**AVAILABLE DATA:**

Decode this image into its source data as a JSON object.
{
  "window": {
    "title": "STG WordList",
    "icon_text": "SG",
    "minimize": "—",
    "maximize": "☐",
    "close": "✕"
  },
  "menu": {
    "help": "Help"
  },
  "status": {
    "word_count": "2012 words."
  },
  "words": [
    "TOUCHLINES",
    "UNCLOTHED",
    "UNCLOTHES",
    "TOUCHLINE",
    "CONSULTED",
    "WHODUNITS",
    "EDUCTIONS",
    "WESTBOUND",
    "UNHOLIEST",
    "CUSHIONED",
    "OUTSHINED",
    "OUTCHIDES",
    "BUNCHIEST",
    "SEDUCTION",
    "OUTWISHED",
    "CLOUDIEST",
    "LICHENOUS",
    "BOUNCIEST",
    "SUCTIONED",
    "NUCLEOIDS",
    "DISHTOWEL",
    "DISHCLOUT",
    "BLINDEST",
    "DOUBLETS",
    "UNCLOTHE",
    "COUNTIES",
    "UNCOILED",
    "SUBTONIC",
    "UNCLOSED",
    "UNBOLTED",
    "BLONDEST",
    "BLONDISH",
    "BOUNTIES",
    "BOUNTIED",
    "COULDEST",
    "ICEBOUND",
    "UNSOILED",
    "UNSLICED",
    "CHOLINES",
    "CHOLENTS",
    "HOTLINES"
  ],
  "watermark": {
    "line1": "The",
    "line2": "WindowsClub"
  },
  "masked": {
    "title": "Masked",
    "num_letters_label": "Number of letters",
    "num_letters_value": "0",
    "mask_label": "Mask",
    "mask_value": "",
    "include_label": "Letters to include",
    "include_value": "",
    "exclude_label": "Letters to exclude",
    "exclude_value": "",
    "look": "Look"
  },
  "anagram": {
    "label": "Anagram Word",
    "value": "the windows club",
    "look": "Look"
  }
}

**THE PROBLEM:** From the first line to the last, please quote the material above exactly.

**TASK RESULT:**
Decode this image into its source data as a JSON object.
{
  "window": {
    "title": "STG WordList",
    "icon_text": "SG",
    "minimize": "—",
    "maximize": "☐",
    "close": "✕"
  },
  "menu": {
    "help": "Help"
  },
  "status": {
    "word_count": "2012 words."
  },
  "words": [
    "TOUCHLINES",
    "UNCLOTHED",
    "UNCLOTHES",
    "TOUCHLINE",
    "CONSULTED",
    "WHODUNITS",
    "EDUCTIONS",
    "WESTBOUND",
    "UNHOLIEST",
    "CUSHIONED",
    "OUTSHINED",
    "OUTCHIDES",
    "BUNCHIEST",
    "SEDUCTION",
    "OUTWISHED",
    "CLOUDIEST",
    "LICHENOUS",
    "BOUNCIEST",
    "SUCTIONED",
    "NUCLEOIDS",
    "DISHTOWEL",
    "DISHCLOUT",
    "BLINDEST",
    "DOUBLETS",
    "UNCLOTHE",
    "COUNTIES",
    "UNCOILED",
    "SUBTONIC",
    "UNCLOSED",
    "UNBOLTED",
    "BLONDEST",
    "BLONDISH",
    "BOUNTIES",
    "BOUNTIED",
    "COULDEST",
    "ICEBOUND",
    "UNSOILED",
    "UNSLICED",
    "CHOLINES",
    "CHOLENTS",
    "HOTLINES"
  ],
  "watermark": {
    "line1": "The",
    "line2": "WindowsClub"
  },
  "masked": {
    "title": "Masked",
    "num_letters_label": "Number of letters",
    "num_letters_value": "0",
    "mask_label": "Mask",
    "mask_value": "",
    "include_label": "Letters to include",
    "include_value": "",
    "exclude_label": "Letters to exclude",
    "exclude_value": "",
    "look": "Look"
  },
  "anagram": {
    "label": "Anagram Word",
    "value": "the windows club",
    "look": "Look"
  }
}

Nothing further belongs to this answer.